Types of treated water: hard water 1, hard water 2

Mixing percentage of ammonia in mixed gas: 70 %

Flow rate of treated water: 2.6 L/min

Flow rate of mixed gas: 0.03 L/min

Measurement items of sample water: pH, Ca hardness (mg/L), total carbonic acid concentration (mg/L)



[0171] Experimental results of Experimental Example 4 are shown in Figs. 15A, 15B, 15C, and 15D.

[0172] In Fig. 15A, the horizontal axis represents the operating time (minutes) of the pump 66, and the vertical axis represents the crystallization rate (%) of the sample water. In Fig. 15B, the horizontal axis represents the operating time (minutes) of the pump 66, and the vertical axis represents the Ca hardness (mg/L) of the sample water. In Fig. 15C, the horizontal axis represents the operating time (minutes) of the pump 66, and the vertical axis represents the pH of the sample water. Fig. 15D is a graph of Fig. 15B in which the total carbonic acid concentration (mg/L) is added to the vertical axis.

━━━━━━━━━━━━━━━━

**WRITTEN TASK A:**
Reproduce word for word the part of the experiment text that begins at the words "Flow rate of treated" and stops after "(mg/L), total carbonic acid concentration (mg/L)".
**WRITTEN TASK B:**
According to the experiment text, what does the vertical axis represent in Fig. 15C?
**WRITTEN TASK C:**
How would you say this sentence from the experiment text in Spanish: "Experimental results of Experimental Example 4 are shown in Figs. 15A, 15B, 15C, and 15D."
The listing isn't needed for any of this.

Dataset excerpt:
━━━━━━━━━━━━━━━━

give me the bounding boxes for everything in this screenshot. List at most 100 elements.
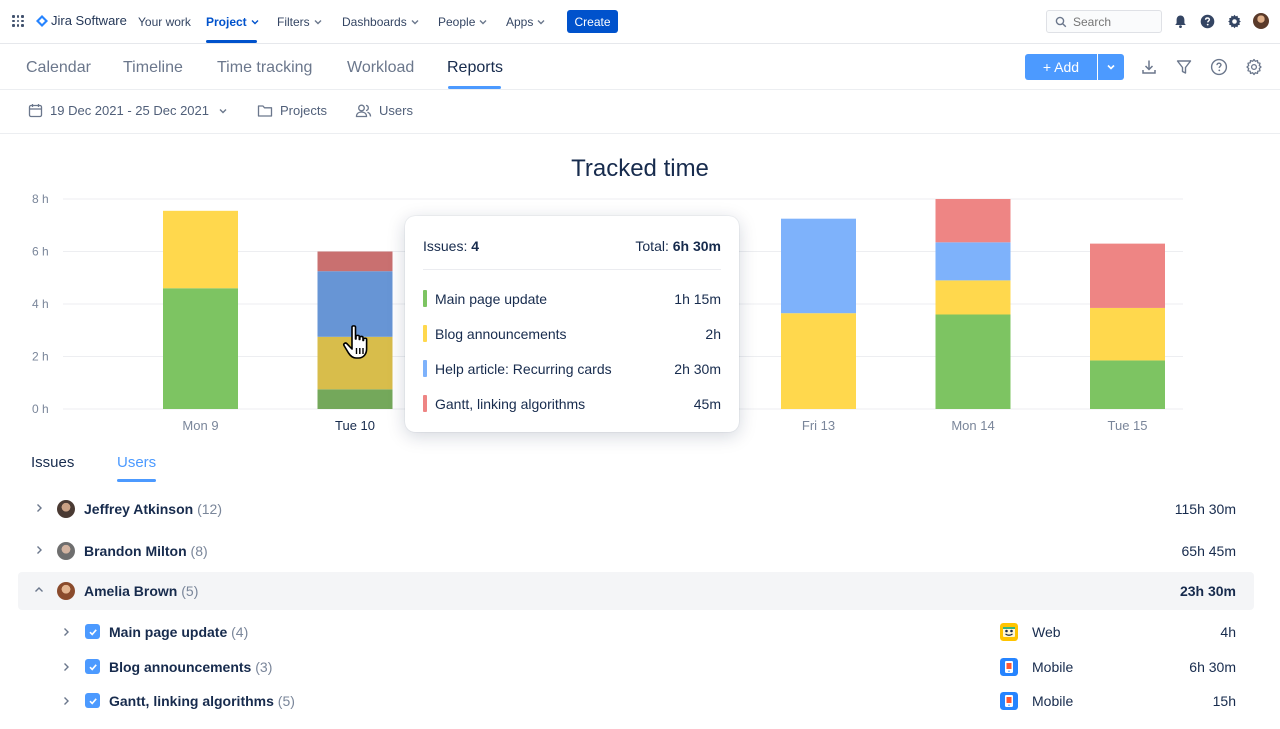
nav-filters[interactable]: Filters bbox=[277, 15, 322, 29]
chevron-right-icon[interactable] bbox=[61, 662, 71, 672]
chevron-right-icon[interactable] bbox=[61, 696, 71, 706]
series-swatch bbox=[423, 395, 427, 412]
download-icon[interactable] bbox=[1140, 58, 1158, 76]
chevron-down-icon bbox=[1107, 64, 1115, 70]
bar-segment-blue[interactable] bbox=[935, 242, 1011, 281]
user-row[interactable]: Jeffrey Atkinson (12) 115h 30m bbox=[18, 490, 1254, 528]
tooltip-header: Issues: 4 Total: 6h 30m bbox=[423, 238, 721, 270]
project-name: Mobile bbox=[1032, 659, 1074, 675]
bar-segment-yellow[interactable] bbox=[935, 280, 1011, 315]
add-button[interactable]: + Add bbox=[1025, 54, 1097, 80]
issue-count: (5) bbox=[277, 693, 295, 709]
tab-active-indicator bbox=[448, 86, 501, 89]
y-tick-label: 6 h bbox=[32, 245, 49, 259]
tab-timeline[interactable]: Timeline bbox=[123, 59, 183, 77]
issue-row[interactable]: Blog announcements (3) Mobile 6h 30m bbox=[18, 652, 1254, 684]
issue-type-checkbox-icon[interactable] bbox=[85, 624, 100, 639]
tooltip-row: Gantt, linking algorithms 45m bbox=[423, 395, 721, 413]
user-row-expanded[interactable]: Amelia Brown (5) 23h 30m bbox=[18, 572, 1254, 610]
tooltip-row: Help article: Recurring cards 2h 30m bbox=[423, 360, 721, 378]
search-field[interactable] bbox=[1046, 10, 1162, 33]
chevron-down-icon bbox=[479, 20, 487, 25]
create-button[interactable]: Create bbox=[567, 10, 618, 33]
bar-segment-yellow[interactable] bbox=[163, 210, 238, 289]
projects-filter[interactable]: Projects bbox=[257, 103, 327, 118]
hand-cursor-icon bbox=[342, 325, 368, 359]
issue-time: 15h bbox=[1212, 693, 1236, 709]
user-row[interactable]: Brandon Milton (8) 65h 45m bbox=[18, 532, 1254, 570]
chevron-up-icon[interactable] bbox=[34, 585, 44, 595]
bar-segment-red[interactable] bbox=[1090, 243, 1165, 308]
tooltip-row: Blog announcements 2h bbox=[423, 325, 721, 343]
checkmark-icon bbox=[88, 628, 97, 636]
chevron-right-icon[interactable] bbox=[61, 627, 71, 637]
chart-tooltip: Issues: 4 Total: 6h 30m Main page update… bbox=[405, 216, 739, 432]
chevron-right-icon[interactable] bbox=[34, 545, 44, 555]
settings-icon[interactable] bbox=[1245, 58, 1263, 76]
y-tick-label: 2 h bbox=[32, 350, 49, 364]
nav-project[interactable]: Project bbox=[206, 15, 259, 29]
date-range-picker[interactable]: 19 Dec 2021 - 25 Dec 2021 bbox=[28, 103, 235, 118]
y-tick-label: 4 h bbox=[32, 297, 49, 311]
jira-logo[interactable]: Jira Software bbox=[36, 13, 127, 28]
project-name: Mobile bbox=[1032, 693, 1074, 709]
avatar bbox=[57, 542, 75, 560]
nav-apps[interactable]: Apps bbox=[506, 15, 545, 29]
chevron-right-icon[interactable] bbox=[34, 503, 44, 513]
help-icon[interactable] bbox=[1210, 58, 1228, 76]
chart-title: Tracked time bbox=[571, 155, 709, 182]
tab-users[interactable]: Users bbox=[117, 454, 156, 471]
tab-issues[interactable]: Issues bbox=[31, 454, 74, 471]
bar-segment-green[interactable] bbox=[163, 288, 238, 409]
user-total-time: 115h 30m bbox=[1174, 501, 1236, 517]
tab-time-tracking[interactable]: Time tracking bbox=[217, 59, 312, 77]
x-category-label: Mon 9 bbox=[182, 418, 218, 433]
bar-segment-blue[interactable] bbox=[781, 218, 856, 314]
report-filters-bar: 19 Dec 2021 - 25 Dec 2021 Projects Users bbox=[0, 90, 1280, 134]
issue-name: Main page update bbox=[109, 624, 228, 640]
bar-segment-green[interactable] bbox=[1090, 360, 1165, 409]
tooltip-issues-count: 4 bbox=[471, 238, 480, 254]
bar-segment-green[interactable] bbox=[935, 314, 1011, 410]
bar-segment-red[interactable] bbox=[317, 251, 393, 272]
user-issue-count: (12) bbox=[197, 501, 222, 517]
add-dropdown-button[interactable] bbox=[1098, 54, 1124, 80]
logo-text: Jira Software bbox=[51, 13, 127, 28]
notification-bell-icon[interactable] bbox=[1173, 14, 1188, 29]
tab-reports[interactable]: Reports bbox=[447, 59, 503, 77]
chevron-down-icon bbox=[314, 20, 322, 25]
nav-dashboards[interactable]: Dashboards bbox=[342, 15, 419, 29]
issue-time: 6h 30m bbox=[1189, 659, 1236, 675]
chevron-down-icon bbox=[219, 108, 227, 113]
bar-segment-yellow[interactable] bbox=[781, 313, 856, 409]
issue-type-checkbox-icon[interactable] bbox=[85, 659, 100, 674]
issue-row[interactable]: Main page update (4) Web 4h bbox=[18, 617, 1254, 649]
nav-your-work[interactable]: Your work bbox=[138, 15, 191, 29]
nav-active-indicator bbox=[206, 40, 257, 43]
user-avatar[interactable] bbox=[1253, 13, 1269, 29]
issue-name: Gantt, linking algorithms bbox=[109, 693, 274, 709]
x-category-label: Mon 14 bbox=[951, 418, 994, 433]
bar-segment-red[interactable] bbox=[935, 199, 1011, 243]
user-issue-count: (8) bbox=[190, 543, 208, 559]
chevron-down-icon bbox=[537, 20, 545, 25]
nav-people[interactable]: People bbox=[438, 15, 487, 29]
tab-workload[interactable]: Workload bbox=[347, 59, 414, 77]
search-input[interactable] bbox=[1073, 14, 1153, 29]
settings-gear-icon[interactable] bbox=[1227, 14, 1242, 29]
bar-segment-green[interactable] bbox=[317, 389, 393, 409]
user-total-time: 23h 30m bbox=[1179, 583, 1236, 599]
view-tabs-bar: Calendar Timeline Time tracking Workload… bbox=[0, 44, 1280, 90]
issue-row[interactable]: Gantt, linking algorithms (5) Mobile 15h bbox=[18, 686, 1254, 718]
bar-segment-yellow[interactable] bbox=[1090, 307, 1165, 361]
issue-type-checkbox-icon[interactable] bbox=[85, 693, 100, 708]
users-filter[interactable]: Users bbox=[355, 103, 413, 118]
help-icon[interactable] bbox=[1200, 14, 1215, 29]
issue-time: 4h bbox=[1220, 624, 1236, 640]
tooltip-total-value: 6h 30m bbox=[672, 238, 721, 254]
lower-tab-active-indicator bbox=[117, 479, 156, 482]
tab-calendar[interactable]: Calendar bbox=[26, 59, 91, 77]
calendar-icon bbox=[28, 104, 43, 118]
filter-icon[interactable] bbox=[1175, 58, 1193, 76]
app-switcher-icon[interactable] bbox=[12, 15, 24, 27]
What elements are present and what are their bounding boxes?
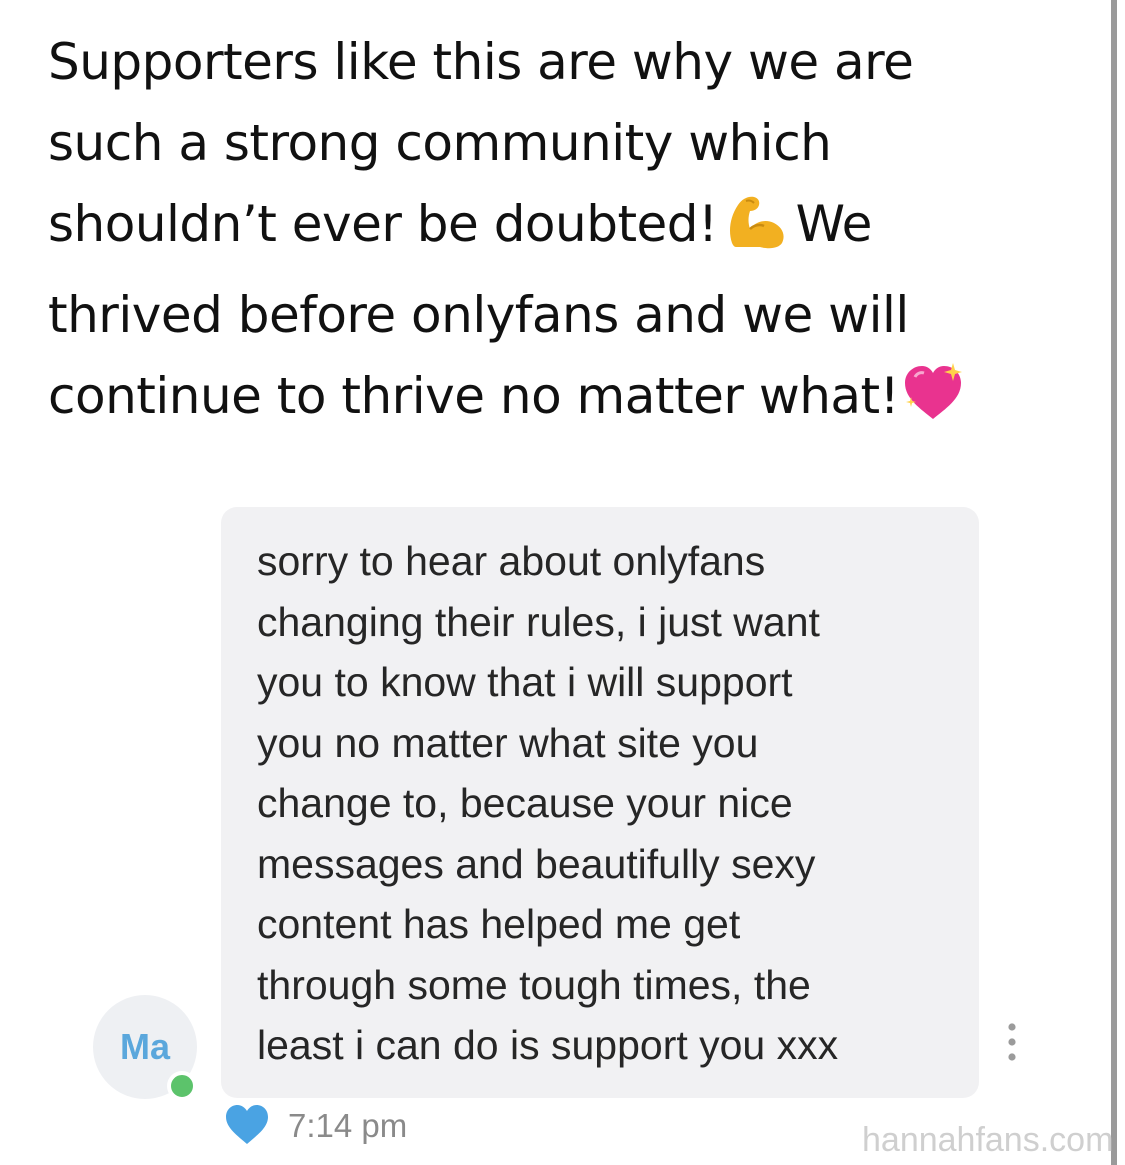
message-line: least i can do is support you xxx <box>257 1022 839 1068</box>
tweet-line: thrived before onlyfans and we will <box>48 286 909 344</box>
message-line: content has helped me get <box>257 901 741 947</box>
message-line: you no matter what site you <box>257 719 759 766</box>
tweet-line: shouldn’t ever be doubted! We <box>48 184 1048 275</box>
message-timestamp: 7:14 pm <box>288 1107 408 1144</box>
message-text: sorry to hear about onlyfans changing th… <box>257 531 957 1076</box>
sparkling-heart-icon <box>901 361 967 447</box>
message-line: messages and beautifully sexy <box>257 840 816 887</box>
tweet-line: continue to thrive no matter what! <box>48 356 1048 447</box>
scrollbar-edge <box>1111 0 1117 1165</box>
online-status-indicator <box>167 1071 197 1101</box>
tweet-line: Supporters like this are why we are <box>48 33 914 91</box>
watermark: hannahfans.com <box>862 1121 1114 1159</box>
heart-icon[interactable] <box>224 1104 270 1146</box>
tweet-text: Supporters like this are why we are such… <box>48 22 1048 447</box>
message-line: change to, because your nice <box>257 780 793 826</box>
flexed-biceps-icon <box>724 191 790 275</box>
message-bubble[interactable]: sorry to hear about onlyfans changing th… <box>221 507 979 1098</box>
more-options-icon[interactable] <box>1004 1021 1020 1063</box>
message-line: you to know that i will support <box>257 659 793 705</box>
message-line: sorry to hear about onlyfans <box>257 538 766 584</box>
message-line: through some tough times, the <box>257 961 811 1008</box>
tweet-line: such a strong community which <box>48 114 832 172</box>
message-line: changing their rules, i just want <box>257 598 820 645</box>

━━━━━━━━━━━━━━━━

**FULL SOLUTION A:**
Flow rate of treated water: 2.6 L/min

Flow rate of mixed gas: 0.03 L/min

Measurement items of sample water: pH, Ca hardness (mg/L), total carbonic acid concentration (mg/L)

**FULL SOLUTION B:**
The pH of the sample water.

**FULL SOLUTION C:**
Los resultados experimentales del Ejemplo Experimental 4 se muestran en las Figs. 15A, 15B, 15C y 15D.